Work to do: Without the pictures, print each of the records below exactly as it appears.

--------------------------------------------------

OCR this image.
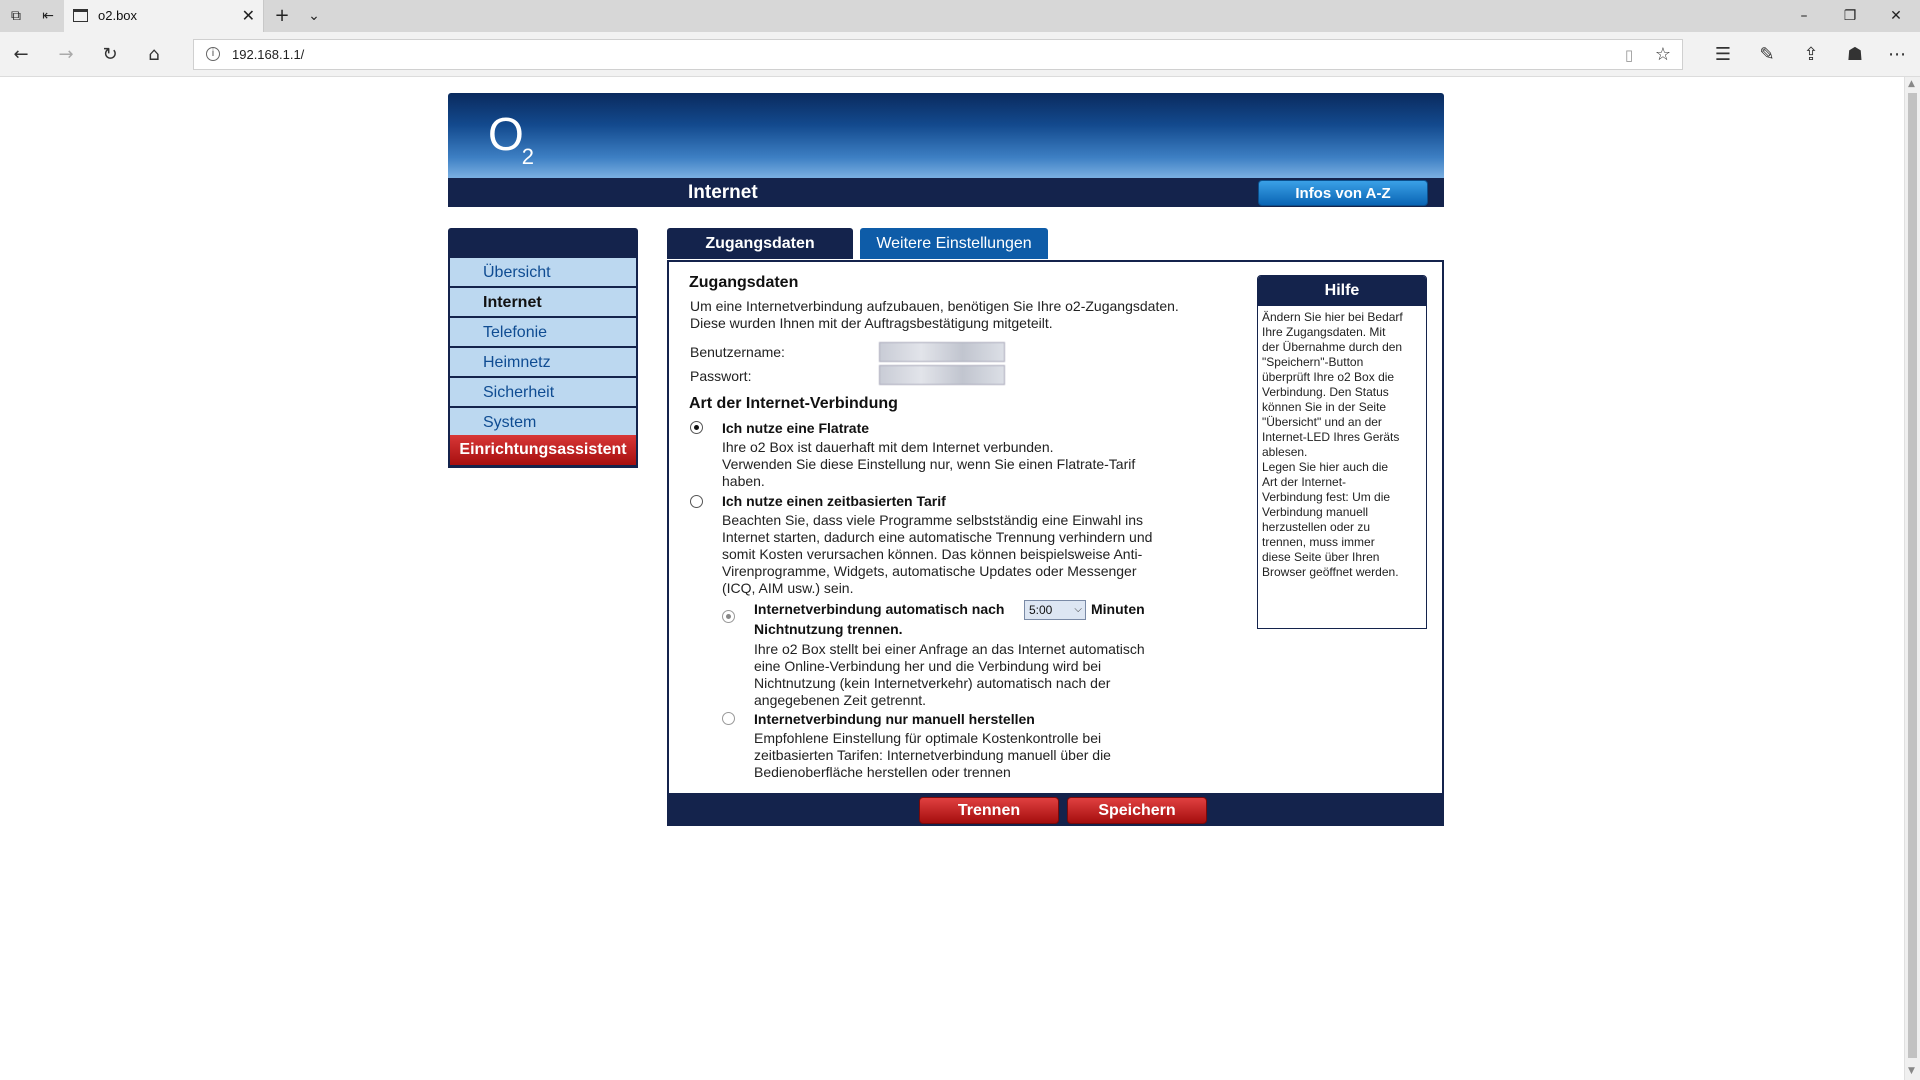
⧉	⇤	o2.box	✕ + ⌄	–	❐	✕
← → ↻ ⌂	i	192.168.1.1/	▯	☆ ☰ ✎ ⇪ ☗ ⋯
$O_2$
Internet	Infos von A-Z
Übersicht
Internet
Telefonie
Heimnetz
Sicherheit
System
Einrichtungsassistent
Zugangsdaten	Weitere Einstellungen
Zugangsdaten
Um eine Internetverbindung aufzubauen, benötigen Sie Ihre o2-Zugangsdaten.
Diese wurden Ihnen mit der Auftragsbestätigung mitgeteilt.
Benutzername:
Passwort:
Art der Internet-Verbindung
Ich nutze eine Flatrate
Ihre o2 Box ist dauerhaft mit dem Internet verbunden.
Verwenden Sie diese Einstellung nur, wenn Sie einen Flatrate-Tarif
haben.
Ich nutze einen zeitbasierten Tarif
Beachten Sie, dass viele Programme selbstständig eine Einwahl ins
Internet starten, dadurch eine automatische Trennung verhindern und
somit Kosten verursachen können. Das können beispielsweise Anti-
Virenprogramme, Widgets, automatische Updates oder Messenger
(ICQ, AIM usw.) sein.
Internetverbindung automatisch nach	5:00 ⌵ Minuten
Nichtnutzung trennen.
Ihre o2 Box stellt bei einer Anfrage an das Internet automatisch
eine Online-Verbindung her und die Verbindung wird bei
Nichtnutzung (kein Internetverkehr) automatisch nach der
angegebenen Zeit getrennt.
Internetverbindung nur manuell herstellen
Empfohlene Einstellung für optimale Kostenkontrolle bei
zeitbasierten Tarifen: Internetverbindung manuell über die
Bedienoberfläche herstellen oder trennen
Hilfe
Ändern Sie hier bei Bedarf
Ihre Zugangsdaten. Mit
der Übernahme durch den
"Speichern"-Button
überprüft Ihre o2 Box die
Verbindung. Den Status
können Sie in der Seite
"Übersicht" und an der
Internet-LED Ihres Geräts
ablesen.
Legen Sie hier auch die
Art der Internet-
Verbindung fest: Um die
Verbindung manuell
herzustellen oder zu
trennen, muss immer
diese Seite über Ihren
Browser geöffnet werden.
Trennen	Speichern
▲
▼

--------------------------------------------------

Result:
OCR this image.
⧉	⇤	o2.box	✕ + ⌄	–	❐	✕
← → ↻ ⌂	i	192.168.1.1/	▯	☆ ☰ ✎ ⇪ ☗ ⋯
$O_2$
Internet	Infos von A-Z
Übersicht
Internet
Telefonie
Heimnetz
Sicherheit
System
Einrichtungsassistent
Zugangsdaten	Weitere Einstellungen
Zugangsdaten
Um eine Internetverbindung aufzubauen, benötigen Sie Ihre o2-Zugangsdaten.
Diese wurden Ihnen mit der Auftragsbestätigung mitgeteilt.
Benutzername:
Passwort:
Art der Internet-Verbindung
Ich nutze eine Flatrate
Ihre o2 Box ist dauerhaft mit dem Internet verbunden.
Verwenden Sie diese Einstellung nur, wenn Sie einen Flatrate-Tarif
haben.
Ich nutze einen zeitbasierten Tarif
Beachten Sie, dass viele Programme selbstständig eine Einwahl ins
Internet starten, dadurch eine automatische Trennung verhindern und
somit Kosten verursachen können. Das können beispielsweise Anti-
Virenprogramme, Widgets, automatische Updates oder Messenger
(ICQ, AIM usw.) sein.
Internetverbindung automatisch nach	5:00 ⌵ Minuten
Nichtnutzung trennen.
Ihre o2 Box stellt bei einer Anfrage an das Internet automatisch
eine Online-Verbindung her und die Verbindung wird bei
Nichtnutzung (kein Internetverkehr) automatisch nach der
angegebenen Zeit getrennt.
Internetverbindung nur manuell herstellen
Empfohlene Einstellung für optimale Kostenkontrolle bei
zeitbasierten Tarifen: Internetverbindung manuell über die
Bedienoberfläche herstellen oder trennen
Hilfe
Ändern Sie hier bei Bedarf
Ihre Zugangsdaten. Mit
der Übernahme durch den
"Speichern"-Button
überprüft Ihre o2 Box die
Verbindung. Den Status
können Sie in der Seite
"Übersicht" und an der
Internet-LED Ihres Geräts
ablesen.
Legen Sie hier auch die
Art der Internet-
Verbindung fest: Um die
Verbindung manuell
herzustellen oder zu
trennen, muss immer
diese Seite über Ihren
Browser geöffnet werden.
Trennen	Speichern
▲
▼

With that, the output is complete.